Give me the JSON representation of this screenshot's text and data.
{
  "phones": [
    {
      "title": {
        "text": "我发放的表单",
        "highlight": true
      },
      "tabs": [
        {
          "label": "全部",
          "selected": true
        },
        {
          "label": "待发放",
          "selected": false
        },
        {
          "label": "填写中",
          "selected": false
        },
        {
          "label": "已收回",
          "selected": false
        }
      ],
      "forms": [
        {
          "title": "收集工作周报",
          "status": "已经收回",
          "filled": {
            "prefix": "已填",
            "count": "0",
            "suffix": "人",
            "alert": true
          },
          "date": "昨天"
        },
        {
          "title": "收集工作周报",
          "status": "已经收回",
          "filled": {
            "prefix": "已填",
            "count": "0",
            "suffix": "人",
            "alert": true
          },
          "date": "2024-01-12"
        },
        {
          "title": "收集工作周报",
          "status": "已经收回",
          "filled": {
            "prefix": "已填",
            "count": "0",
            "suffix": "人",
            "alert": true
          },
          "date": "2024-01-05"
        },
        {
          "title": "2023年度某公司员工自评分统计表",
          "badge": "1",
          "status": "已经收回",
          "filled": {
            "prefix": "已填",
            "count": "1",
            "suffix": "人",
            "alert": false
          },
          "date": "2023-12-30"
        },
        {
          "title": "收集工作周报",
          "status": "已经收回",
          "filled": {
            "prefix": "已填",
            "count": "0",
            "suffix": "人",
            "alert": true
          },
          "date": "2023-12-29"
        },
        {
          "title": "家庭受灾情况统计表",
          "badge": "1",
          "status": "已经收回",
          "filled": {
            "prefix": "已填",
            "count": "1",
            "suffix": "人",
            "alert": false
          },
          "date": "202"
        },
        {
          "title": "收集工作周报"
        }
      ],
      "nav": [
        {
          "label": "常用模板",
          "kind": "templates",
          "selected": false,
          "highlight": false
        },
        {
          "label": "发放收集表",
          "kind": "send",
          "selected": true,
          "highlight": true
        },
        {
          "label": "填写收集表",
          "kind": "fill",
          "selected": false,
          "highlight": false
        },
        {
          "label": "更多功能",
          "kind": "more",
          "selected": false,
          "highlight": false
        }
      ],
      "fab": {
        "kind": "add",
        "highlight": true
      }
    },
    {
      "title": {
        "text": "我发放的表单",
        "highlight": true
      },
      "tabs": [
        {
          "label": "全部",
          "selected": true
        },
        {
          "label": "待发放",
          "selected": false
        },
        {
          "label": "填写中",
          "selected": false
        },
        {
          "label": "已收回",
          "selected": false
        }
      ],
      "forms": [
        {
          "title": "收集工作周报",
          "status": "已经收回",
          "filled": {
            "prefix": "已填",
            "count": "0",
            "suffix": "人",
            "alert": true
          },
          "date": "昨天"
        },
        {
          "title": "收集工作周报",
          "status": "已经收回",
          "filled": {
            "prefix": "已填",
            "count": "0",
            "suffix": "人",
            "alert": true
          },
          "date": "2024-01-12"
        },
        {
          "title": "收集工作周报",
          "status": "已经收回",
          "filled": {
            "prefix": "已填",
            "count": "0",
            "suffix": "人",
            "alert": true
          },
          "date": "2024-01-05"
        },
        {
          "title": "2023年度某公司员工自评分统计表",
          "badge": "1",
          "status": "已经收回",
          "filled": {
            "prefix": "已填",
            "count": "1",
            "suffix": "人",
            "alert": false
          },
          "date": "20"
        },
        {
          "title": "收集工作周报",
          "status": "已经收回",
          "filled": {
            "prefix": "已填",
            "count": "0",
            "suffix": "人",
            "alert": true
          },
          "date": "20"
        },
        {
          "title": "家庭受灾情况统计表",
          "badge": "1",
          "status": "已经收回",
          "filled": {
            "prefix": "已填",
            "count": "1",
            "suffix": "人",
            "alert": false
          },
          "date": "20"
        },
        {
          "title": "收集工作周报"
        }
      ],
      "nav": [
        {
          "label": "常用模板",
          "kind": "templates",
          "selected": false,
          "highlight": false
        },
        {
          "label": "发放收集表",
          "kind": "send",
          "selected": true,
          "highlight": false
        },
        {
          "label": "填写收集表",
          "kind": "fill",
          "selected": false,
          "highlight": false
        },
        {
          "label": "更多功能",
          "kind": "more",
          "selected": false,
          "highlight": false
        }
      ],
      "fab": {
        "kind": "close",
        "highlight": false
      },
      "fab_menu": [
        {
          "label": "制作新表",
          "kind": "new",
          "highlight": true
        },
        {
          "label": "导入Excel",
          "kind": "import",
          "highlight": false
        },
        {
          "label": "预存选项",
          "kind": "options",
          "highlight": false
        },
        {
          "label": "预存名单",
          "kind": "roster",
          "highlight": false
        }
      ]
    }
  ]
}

Problem requirements
Write the listing out again, exactly as it reads.

Solution for this task
Give me the JSON representation of this screenshot's text and data.
{
  "phones": [
    {
      "title": {
        "text": "我发放的表单",
        "highlight": true
      },
      "tabs": [
        {
          "label": "全部",
          "selected": true
        },
        {
          "label": "待发放",
          "selected": false
        },
        {
          "label": "填写中",
          "selected": false
        },
        {
          "label": "已收回",
          "selected": false
        }
      ],
      "forms": [
        {
          "title": "收集工作周报",
          "status": "已经收回",
          "filled": {
            "prefix": "已填",
            "count": "0",
            "suffix": "人",
            "alert": true
          },
          "date": "昨天"
        },
        {
          "title": "收集工作周报",
          "status": "已经收回",
          "filled": {
            "prefix": "已填",
            "count": "0",
            "suffix": "人",
            "alert": true
          },
          "date": "2024-01-12"
        },
        {
          "title": "收集工作周报",
          "status": "已经收回",
          "filled": {
            "prefix": "已填",
            "count": "0",
            "suffix": "人",
            "alert": true
          },
          "date": "2024-01-05"
        },
        {
          "title": "2023年度某公司员工自评分统计表",
          "badge": "1",
          "status": "已经收回",
          "filled": {
            "prefix": "已填",
            "count": "1",
            "suffix": "人",
            "alert": false
          },
          "date": "2023-12-30"
        },
        {
          "title": "收集工作周报",
          "status": "已经收回",
          "filled": {
            "prefix": "已填",
            "count": "0",
            "suffix": "人",
            "alert": true
          },
          "date": "2023-12-29"
        },
        {
          "title": "家庭受灾情况统计表",
          "badge": "1",
          "status": "已经收回",
          "filled": {
            "prefix": "已填",
            "count": "1",
            "suffix": "人",
            "alert": false
          },
          "date": "202"
        },
        {
          "title": "收集工作周报"
        }
      ],
      "nav": [
        {
          "label": "常用模板",
          "kind": "templates",
          "selected": false,
          "highlight": false
        },
        {
          "label": "发放收集表",
          "kind": "send",
          "selected": true,
          "highlight": true
        },
        {
          "label": "填写收集表",
          "kind": "fill",
          "selected": false,
          "highlight": false
        },
        {
          "label": "更多功能",
          "kind": "more",
          "selected": false,
          "highlight": false
        }
      ],
      "fab": {
        "kind": "add",
        "highlight": true
      }
    },
    {
      "title": {
        "text": "我发放的表单",
        "highlight": true
      },
      "tabs": [
        {
          "label": "全部",
          "selected": true
        },
        {
          "label": "待发放",
          "selected": false
        },
        {
          "label": "填写中",
          "selected": false
        },
        {
          "label": "已收回",
          "selected": false
        }
      ],
      "forms": [
        {
          "title": "收集工作周报",
          "status": "已经收回",
          "filled": {
            "prefix": "已填",
            "count": "0",
            "suffix": "人",
            "alert": true
          },
          "date": "昨天"
        },
        {
          "title": "收集工作周报",
          "status": "已经收回",
          "filled": {
            "prefix": "已填",
            "count": "0",
            "suffix": "人",
            "alert": true
          },
          "date": "2024-01-12"
        },
        {
          "title": "收集工作周报",
          "status": "已经收回",
          "filled": {
            "prefix": "已填",
            "count": "0",
            "suffix": "人",
            "alert": true
          },
          "date": "2024-01-05"
        },
        {
          "title": "2023年度某公司员工自评分统计表",
          "badge": "1",
          "status": "已经收回",
          "filled": {
            "prefix": "已填",
            "count": "1",
            "suffix": "人",
            "alert": false
          },
          "date": "20"
        },
        {
          "title": "收集工作周报",
          "status": "已经收回",
          "filled": {
            "prefix": "已填",
            "count": "0",
            "suffix": "人",
            "alert": true
          },
          "date": "20"
        },
        {
          "title": "家庭受灾情况统计表",
          "badge": "1",
          "status": "已经收回",
          "filled": {
            "prefix": "已填",
            "count": "1",
            "suffix": "人",
            "alert": false
          },
          "date": "20"
        },
        {
          "title": "收集工作周报"
        }
      ],
      "nav": [
        {
          "label": "常用模板",
          "kind": "templates",
          "selected": false,
          "highlight": false
        },
        {
          "label": "发放收集表",
          "kind": "send",
          "selected": true,
          "highlight": false
        },
        {
          "label": "填写收集表",
          "kind": "fill",
          "selected": false,
          "highlight": false
        },
        {
          "label": "更多功能",
          "kind": "more",
          "selected": false,
          "highlight": false
        }
      ],
      "fab": {
        "kind": "close",
        "highlight": false
      },
      "fab_menu": [
        {
          "label": "制作新表",
          "kind": "new",
          "highlight": true
        },
        {
          "label": "导入Excel",
          "kind": "import",
          "highlight": false
        },
        {
          "label": "预存选项",
          "kind": "options",
          "highlight": false
        },
        {
          "label": "预存名单",
          "kind": "roster",
          "highlight": false
        }
      ]
    }
  ]
}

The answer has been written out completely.